Records from a data collection:
========
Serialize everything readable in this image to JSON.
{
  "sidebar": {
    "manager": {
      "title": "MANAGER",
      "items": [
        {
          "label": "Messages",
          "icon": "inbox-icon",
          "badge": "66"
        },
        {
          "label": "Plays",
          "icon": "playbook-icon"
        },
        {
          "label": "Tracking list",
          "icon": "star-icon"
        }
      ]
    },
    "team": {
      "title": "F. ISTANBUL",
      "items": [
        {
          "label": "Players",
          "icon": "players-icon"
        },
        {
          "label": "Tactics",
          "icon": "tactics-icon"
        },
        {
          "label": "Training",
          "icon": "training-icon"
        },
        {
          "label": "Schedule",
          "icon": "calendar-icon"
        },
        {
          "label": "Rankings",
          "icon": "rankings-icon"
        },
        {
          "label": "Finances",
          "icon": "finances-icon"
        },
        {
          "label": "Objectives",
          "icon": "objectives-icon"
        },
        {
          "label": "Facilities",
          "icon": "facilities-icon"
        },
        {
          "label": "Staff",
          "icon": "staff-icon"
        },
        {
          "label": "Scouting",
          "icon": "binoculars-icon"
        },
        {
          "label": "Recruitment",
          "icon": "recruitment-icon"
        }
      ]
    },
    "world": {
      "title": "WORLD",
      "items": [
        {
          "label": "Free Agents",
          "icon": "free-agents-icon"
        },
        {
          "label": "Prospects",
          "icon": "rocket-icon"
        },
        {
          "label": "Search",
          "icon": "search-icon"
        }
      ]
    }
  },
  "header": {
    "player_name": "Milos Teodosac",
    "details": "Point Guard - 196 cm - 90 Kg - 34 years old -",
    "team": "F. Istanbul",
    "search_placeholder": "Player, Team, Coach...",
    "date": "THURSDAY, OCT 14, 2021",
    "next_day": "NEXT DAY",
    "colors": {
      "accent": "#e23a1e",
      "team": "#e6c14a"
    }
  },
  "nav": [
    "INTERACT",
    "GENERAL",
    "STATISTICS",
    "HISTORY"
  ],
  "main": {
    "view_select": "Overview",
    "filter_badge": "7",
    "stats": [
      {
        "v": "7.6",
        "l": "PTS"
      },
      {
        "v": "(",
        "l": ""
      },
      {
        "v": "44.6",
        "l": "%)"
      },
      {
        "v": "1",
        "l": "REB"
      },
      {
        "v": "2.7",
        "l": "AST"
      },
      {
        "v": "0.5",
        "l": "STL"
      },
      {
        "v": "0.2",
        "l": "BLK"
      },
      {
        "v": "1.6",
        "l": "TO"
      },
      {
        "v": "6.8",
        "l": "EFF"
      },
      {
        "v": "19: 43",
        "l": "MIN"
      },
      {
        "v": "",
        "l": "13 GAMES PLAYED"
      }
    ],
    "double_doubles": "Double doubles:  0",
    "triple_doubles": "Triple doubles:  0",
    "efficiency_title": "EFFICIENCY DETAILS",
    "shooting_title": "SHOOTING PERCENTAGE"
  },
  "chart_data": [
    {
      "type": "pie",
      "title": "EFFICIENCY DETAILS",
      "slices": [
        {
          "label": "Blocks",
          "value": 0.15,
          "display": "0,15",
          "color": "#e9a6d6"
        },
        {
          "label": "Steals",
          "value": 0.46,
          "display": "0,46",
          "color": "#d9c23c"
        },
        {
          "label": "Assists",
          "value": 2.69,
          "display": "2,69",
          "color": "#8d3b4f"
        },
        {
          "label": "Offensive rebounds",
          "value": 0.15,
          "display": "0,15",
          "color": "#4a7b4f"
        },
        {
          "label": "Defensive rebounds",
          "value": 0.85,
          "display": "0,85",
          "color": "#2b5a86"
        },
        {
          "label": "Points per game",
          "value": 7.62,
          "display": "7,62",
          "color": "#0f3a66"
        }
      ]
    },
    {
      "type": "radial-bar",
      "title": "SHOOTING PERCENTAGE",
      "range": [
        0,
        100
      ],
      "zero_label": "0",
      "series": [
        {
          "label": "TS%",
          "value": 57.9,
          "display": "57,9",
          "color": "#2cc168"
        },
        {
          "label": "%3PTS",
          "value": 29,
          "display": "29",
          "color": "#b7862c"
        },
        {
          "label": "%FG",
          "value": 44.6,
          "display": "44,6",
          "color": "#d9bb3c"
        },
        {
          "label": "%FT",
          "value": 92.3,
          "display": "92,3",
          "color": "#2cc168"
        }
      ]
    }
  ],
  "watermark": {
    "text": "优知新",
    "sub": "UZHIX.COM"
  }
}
========
**The request:** Every line above should be printed again exactly as it stands.

**Answer to this task:**
Serialize everything readable in this image to JSON.
{
  "sidebar": {
    "manager": {
      "title": "MANAGER",
      "items": [
        {
          "label": "Messages",
          "icon": "inbox-icon",
          "badge": "66"
        },
        {
          "label": "Plays",
          "icon": "playbook-icon"
        },
        {
          "label": "Tracking list",
          "icon": "star-icon"
        }
      ]
    },
    "team": {
      "title": "F. ISTANBUL",
      "items": [
        {
          "label": "Players",
          "icon": "players-icon"
        },
        {
          "label": "Tactics",
          "icon": "tactics-icon"
        },
        {
          "label": "Training",
          "icon": "training-icon"
        },
        {
          "label": "Schedule",
          "icon": "calendar-icon"
        },
        {
          "label": "Rankings",
          "icon": "rankings-icon"
        },
        {
          "label": "Finances",
          "icon": "finances-icon"
        },
        {
          "label": "Objectives",
          "icon": "objectives-icon"
        },
        {
          "label": "Facilities",
          "icon": "facilities-icon"
        },
        {
          "label": "Staff",
          "icon": "staff-icon"
        },
        {
          "label": "Scouting",
          "icon": "binoculars-icon"
        },
        {
          "label": "Recruitment",
          "icon": "recruitment-icon"
        }
      ]
    },
    "world": {
      "title": "WORLD",
      "items": [
        {
          "label": "Free Agents",
          "icon": "free-agents-icon"
        },
        {
          "label": "Prospects",
          "icon": "rocket-icon"
        },
        {
          "label": "Search",
          "icon": "search-icon"
        }
      ]
    }
  },
  "header": {
    "player_name": "Milos Teodosac",
    "details": "Point Guard - 196 cm - 90 Kg - 34 years old -",
    "team": "F. Istanbul",
    "search_placeholder": "Player, Team, Coach...",
    "date": "THURSDAY, OCT 14, 2021",
    "next_day": "NEXT DAY",
    "colors": {
      "accent": "#e23a1e",
      "team": "#e6c14a"
    }
  },
  "nav": [
    "INTERACT",
    "GENERAL",
    "STATISTICS",
    "HISTORY"
  ],
  "main": {
    "view_select": "Overview",
    "filter_badge": "7",
    "stats": [
      {
        "v": "7.6",
        "l": "PTS"
      },
      {
        "v": "(",
        "l": ""
      },
      {
        "v": "44.6",
        "l": "%)"
      },
      {
        "v": "1",
        "l": "REB"
      },
      {
        "v": "2.7",
        "l": "AST"
      },
      {
        "v": "0.5",
        "l": "STL"
      },
      {
        "v": "0.2",
        "l": "BLK"
      },
      {
        "v": "1.6",
        "l": "TO"
      },
      {
        "v": "6.8",
        "l": "EFF"
      },
      {
        "v": "19: 43",
        "l": "MIN"
      },
      {
        "v": "",
        "l": "13 GAMES PLAYED"
      }
    ],
    "double_doubles": "Double doubles:  0",
    "triple_doubles": "Triple doubles:  0",
    "efficiency_title": "EFFICIENCY DETAILS",
    "shooting_title": "SHOOTING PERCENTAGE"
  },
  "chart_data": [
    {
      "type": "pie",
      "title": "EFFICIENCY DETAILS",
      "slices": [
        {
          "label": "Blocks",
          "value": 0.15,
          "display": "0,15",
          "color": "#e9a6d6"
        },
        {
          "label": "Steals",
          "value": 0.46,
          "display": "0,46",
          "color": "#d9c23c"
        },
        {
          "label": "Assists",
          "value": 2.69,
          "display": "2,69",
          "color": "#8d3b4f"
        },
        {
          "label": "Offensive rebounds",
          "value": 0.15,
          "display": "0,15",
          "color": "#4a7b4f"
        },
        {
          "label": "Defensive rebounds",
          "value": 0.85,
          "display": "0,85",
          "color": "#2b5a86"
        },
        {
          "label": "Points per game",
          "value": 7.62,
          "display": "7,62",
          "color": "#0f3a66"
        }
      ]
    },
    {
      "type": "radial-bar",
      "title": "SHOOTING PERCENTAGE",
      "range": [
        0,
        100
      ],
      "zero_label": "0",
      "series": [
        {
          "label": "TS%",
          "value": 57.9,
          "display": "57,9",
          "color": "#2cc168"
        },
        {
          "label": "%3PTS",
          "value": 29,
          "display": "29",
          "color": "#b7862c"
        },
        {
          "label": "%FG",
          "value": 44.6,
          "display": "44,6",
          "color": "#d9bb3c"
        },
        {
          "label": "%FT",
          "value": 92.3,
          "display": "92,3",
          "color": "#2cc168"
        }
      ]
    }
  ],
  "watermark": {
    "text": "优知新",
    "sub": "UZHIX.COM"
  }
}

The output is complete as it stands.